▶ [DATA IN THIS EXERCISE]
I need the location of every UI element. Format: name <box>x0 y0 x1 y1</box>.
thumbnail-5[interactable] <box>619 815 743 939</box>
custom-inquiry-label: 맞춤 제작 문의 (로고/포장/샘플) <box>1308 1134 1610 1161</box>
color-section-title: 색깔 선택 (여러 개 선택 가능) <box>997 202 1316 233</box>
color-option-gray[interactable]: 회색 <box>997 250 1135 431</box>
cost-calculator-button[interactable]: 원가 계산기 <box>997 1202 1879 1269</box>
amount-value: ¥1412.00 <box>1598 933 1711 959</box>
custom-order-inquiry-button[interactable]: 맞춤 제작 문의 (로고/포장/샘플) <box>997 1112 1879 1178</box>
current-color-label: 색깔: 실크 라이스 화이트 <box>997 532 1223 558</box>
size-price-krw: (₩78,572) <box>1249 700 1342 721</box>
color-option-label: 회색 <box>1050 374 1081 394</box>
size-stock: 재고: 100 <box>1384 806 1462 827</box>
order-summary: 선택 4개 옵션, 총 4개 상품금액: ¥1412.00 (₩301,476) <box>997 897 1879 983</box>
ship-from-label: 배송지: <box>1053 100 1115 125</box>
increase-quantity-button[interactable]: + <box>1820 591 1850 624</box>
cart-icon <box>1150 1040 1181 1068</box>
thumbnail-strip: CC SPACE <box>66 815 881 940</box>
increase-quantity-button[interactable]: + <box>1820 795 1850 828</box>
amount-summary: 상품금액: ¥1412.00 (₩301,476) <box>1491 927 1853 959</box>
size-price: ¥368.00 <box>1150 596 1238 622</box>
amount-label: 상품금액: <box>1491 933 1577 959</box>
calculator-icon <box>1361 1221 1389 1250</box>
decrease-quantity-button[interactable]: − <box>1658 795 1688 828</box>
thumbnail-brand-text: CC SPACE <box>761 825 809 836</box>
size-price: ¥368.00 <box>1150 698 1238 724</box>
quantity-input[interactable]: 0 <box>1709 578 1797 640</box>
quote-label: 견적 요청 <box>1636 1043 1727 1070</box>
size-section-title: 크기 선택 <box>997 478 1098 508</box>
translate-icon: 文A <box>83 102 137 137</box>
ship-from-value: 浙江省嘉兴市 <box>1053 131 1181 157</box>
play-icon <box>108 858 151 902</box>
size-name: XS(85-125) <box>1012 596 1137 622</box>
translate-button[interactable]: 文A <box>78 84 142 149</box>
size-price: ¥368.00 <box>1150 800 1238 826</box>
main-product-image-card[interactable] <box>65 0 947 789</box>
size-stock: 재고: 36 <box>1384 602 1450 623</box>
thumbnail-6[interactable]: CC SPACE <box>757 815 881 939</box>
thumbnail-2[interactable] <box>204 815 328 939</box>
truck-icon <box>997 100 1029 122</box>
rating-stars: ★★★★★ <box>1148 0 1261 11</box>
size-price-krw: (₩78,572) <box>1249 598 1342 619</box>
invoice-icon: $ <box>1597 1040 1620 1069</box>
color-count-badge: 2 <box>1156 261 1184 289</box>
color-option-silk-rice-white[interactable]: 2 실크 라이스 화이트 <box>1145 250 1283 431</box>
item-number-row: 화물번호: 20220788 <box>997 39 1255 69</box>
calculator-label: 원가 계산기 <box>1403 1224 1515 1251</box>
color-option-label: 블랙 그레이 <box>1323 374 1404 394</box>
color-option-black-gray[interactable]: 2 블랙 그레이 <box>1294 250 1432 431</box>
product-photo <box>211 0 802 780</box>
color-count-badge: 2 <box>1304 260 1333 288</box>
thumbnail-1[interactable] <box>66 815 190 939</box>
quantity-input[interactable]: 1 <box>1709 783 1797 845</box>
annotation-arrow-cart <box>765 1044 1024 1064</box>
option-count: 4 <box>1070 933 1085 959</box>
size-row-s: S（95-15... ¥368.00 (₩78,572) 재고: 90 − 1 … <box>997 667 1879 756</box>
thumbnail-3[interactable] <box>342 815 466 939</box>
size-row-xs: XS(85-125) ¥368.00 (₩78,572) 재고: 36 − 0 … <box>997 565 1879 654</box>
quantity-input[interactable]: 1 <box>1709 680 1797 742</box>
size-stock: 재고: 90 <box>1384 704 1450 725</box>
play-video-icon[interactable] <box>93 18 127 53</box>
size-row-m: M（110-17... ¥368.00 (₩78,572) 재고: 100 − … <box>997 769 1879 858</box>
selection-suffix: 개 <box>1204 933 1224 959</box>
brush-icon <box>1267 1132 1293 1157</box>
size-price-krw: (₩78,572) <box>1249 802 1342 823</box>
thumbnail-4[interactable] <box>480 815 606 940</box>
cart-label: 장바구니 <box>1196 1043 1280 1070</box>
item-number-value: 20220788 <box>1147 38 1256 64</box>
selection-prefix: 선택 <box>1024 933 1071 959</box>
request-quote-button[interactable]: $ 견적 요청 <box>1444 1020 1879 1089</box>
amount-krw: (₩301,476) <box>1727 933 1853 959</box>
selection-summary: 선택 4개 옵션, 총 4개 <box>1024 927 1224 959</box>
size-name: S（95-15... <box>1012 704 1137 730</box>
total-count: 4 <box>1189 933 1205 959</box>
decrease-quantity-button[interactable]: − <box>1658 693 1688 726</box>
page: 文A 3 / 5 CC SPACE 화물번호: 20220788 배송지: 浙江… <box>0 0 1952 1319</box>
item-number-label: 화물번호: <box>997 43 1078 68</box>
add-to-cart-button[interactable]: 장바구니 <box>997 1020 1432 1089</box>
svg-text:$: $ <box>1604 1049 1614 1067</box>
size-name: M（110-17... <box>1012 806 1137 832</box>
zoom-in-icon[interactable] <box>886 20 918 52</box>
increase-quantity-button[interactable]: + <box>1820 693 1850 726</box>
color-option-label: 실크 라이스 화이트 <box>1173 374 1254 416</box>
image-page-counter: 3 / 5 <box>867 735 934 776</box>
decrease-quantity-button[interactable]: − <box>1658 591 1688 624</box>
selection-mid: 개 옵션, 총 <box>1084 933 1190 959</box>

▶ [SET EXERCISE] Retype the whole listing above line for line, leaving every character unchanged.

▶ [ANSWER TO THIS TASK]
I need the location of every UI element. Format: name <box>x0 y0 x1 y1</box>.
thumbnail-5[interactable] <box>619 815 743 939</box>
custom-inquiry-label: 맞춤 제작 문의 (로고/포장/샘플) <box>1308 1134 1610 1161</box>
color-section-title: 색깔 선택 (여러 개 선택 가능) <box>997 202 1316 233</box>
color-option-gray[interactable]: 회색 <box>997 250 1135 431</box>
cost-calculator-button[interactable]: 원가 계산기 <box>997 1202 1879 1269</box>
amount-value: ¥1412.00 <box>1598 933 1711 959</box>
custom-order-inquiry-button[interactable]: 맞춤 제작 문의 (로고/포장/샘플) <box>997 1112 1879 1178</box>
current-color-label: 색깔: 실크 라이스 화이트 <box>997 532 1223 558</box>
size-price-krw: (₩78,572) <box>1249 700 1342 721</box>
color-option-label: 회색 <box>1050 374 1081 394</box>
size-stock: 재고: 100 <box>1384 806 1462 827</box>
order-summary: 선택 4개 옵션, 총 4개 상품금액: ¥1412.00 (₩301,476) <box>997 897 1879 983</box>
ship-from-label: 배송지: <box>1053 100 1115 125</box>
increase-quantity-button[interactable]: + <box>1820 591 1850 624</box>
cart-icon <box>1150 1040 1181 1068</box>
thumbnail-strip: CC SPACE <box>66 815 881 940</box>
increase-quantity-button[interactable]: + <box>1820 795 1850 828</box>
amount-summary: 상품금액: ¥1412.00 (₩301,476) <box>1491 927 1853 959</box>
size-price: ¥368.00 <box>1150 596 1238 622</box>
amount-label: 상품금액: <box>1491 933 1577 959</box>
calculator-icon <box>1361 1221 1389 1250</box>
decrease-quantity-button[interactable]: − <box>1658 795 1688 828</box>
thumbnail-brand-text: CC SPACE <box>761 825 809 836</box>
size-price: ¥368.00 <box>1150 698 1238 724</box>
quantity-input[interactable]: 0 <box>1709 578 1797 640</box>
quote-label: 견적 요청 <box>1636 1043 1727 1070</box>
size-section-title: 크기 선택 <box>997 478 1098 508</box>
translate-icon: 文A <box>83 102 137 137</box>
ship-from-value: 浙江省嘉兴市 <box>1053 131 1181 157</box>
play-icon <box>108 858 151 902</box>
size-name: XS(85-125) <box>1012 596 1137 622</box>
translate-button[interactable]: 文A <box>78 84 142 149</box>
size-price: ¥368.00 <box>1150 800 1238 826</box>
main-product-image-card[interactable] <box>65 0 947 789</box>
size-stock: 재고: 36 <box>1384 602 1450 623</box>
thumbnail-6[interactable]: CC SPACE <box>757 815 881 939</box>
thumbnail-2[interactable] <box>204 815 328 939</box>
truck-icon <box>997 100 1029 122</box>
rating-stars: ★★★★★ <box>1148 0 1261 11</box>
size-price-krw: (₩78,572) <box>1249 598 1342 619</box>
invoice-icon: $ <box>1597 1040 1620 1069</box>
color-count-badge: 2 <box>1156 261 1184 289</box>
color-option-silk-rice-white[interactable]: 2 실크 라이스 화이트 <box>1145 250 1283 431</box>
item-number-row: 화물번호: 20220788 <box>997 39 1255 69</box>
calculator-label: 원가 계산기 <box>1403 1224 1515 1251</box>
color-option-label: 블랙 그레이 <box>1323 374 1404 394</box>
color-option-black-gray[interactable]: 2 블랙 그레이 <box>1294 250 1432 431</box>
product-photo <box>211 0 802 780</box>
color-count-badge: 2 <box>1304 260 1333 288</box>
thumbnail-1[interactable] <box>66 815 190 939</box>
quantity-input[interactable]: 1 <box>1709 783 1797 845</box>
annotation-arrow-cart <box>765 1044 1024 1064</box>
option-count: 4 <box>1070 933 1085 959</box>
size-row-s: S（95-15... ¥368.00 (₩78,572) 재고: 90 − 1 … <box>997 667 1879 756</box>
thumbnail-3[interactable] <box>342 815 466 939</box>
size-row-xs: XS(85-125) ¥368.00 (₩78,572) 재고: 36 − 0 … <box>997 565 1879 654</box>
quantity-input[interactable]: 1 <box>1709 680 1797 742</box>
size-stock: 재고: 90 <box>1384 704 1450 725</box>
play-video-icon[interactable] <box>93 18 127 53</box>
size-row-m: M（110-17... ¥368.00 (₩78,572) 재고: 100 − … <box>997 769 1879 858</box>
selection-suffix: 개 <box>1204 933 1224 959</box>
brush-icon <box>1267 1132 1293 1157</box>
size-price-krw: (₩78,572) <box>1249 802 1342 823</box>
thumbnail-4[interactable] <box>480 815 606 940</box>
cart-label: 장바구니 <box>1196 1043 1280 1070</box>
item-number-value: 20220788 <box>1147 38 1256 64</box>
selection-prefix: 선택 <box>1024 933 1071 959</box>
request-quote-button[interactable]: $ 견적 요청 <box>1444 1020 1879 1089</box>
amount-krw: (₩301,476) <box>1727 933 1853 959</box>
selection-summary: 선택 4개 옵션, 총 4개 <box>1024 927 1224 959</box>
size-name: S（95-15... <box>1012 704 1137 730</box>
total-count: 4 <box>1189 933 1205 959</box>
decrease-quantity-button[interactable]: − <box>1658 693 1688 726</box>
page: 文A 3 / 5 CC SPACE 화물번호: 20220788 배송지: 浙江… <box>0 0 1952 1319</box>
item-number-label: 화물번호: <box>997 43 1078 68</box>
add-to-cart-button[interactable]: 장바구니 <box>997 1020 1432 1089</box>
svg-text:$: $ <box>1604 1049 1614 1067</box>
size-name: M（110-17... <box>1012 806 1137 832</box>
zoom-in-icon[interactable] <box>886 20 918 52</box>
increase-quantity-button[interactable]: + <box>1820 693 1850 726</box>
color-option-label: 실크 라이스 화이트 <box>1173 374 1254 416</box>
image-page-counter: 3 / 5 <box>867 735 934 776</box>
decrease-quantity-button[interactable]: − <box>1658 591 1688 624</box>
selection-mid: 개 옵션, 총 <box>1084 933 1190 959</box>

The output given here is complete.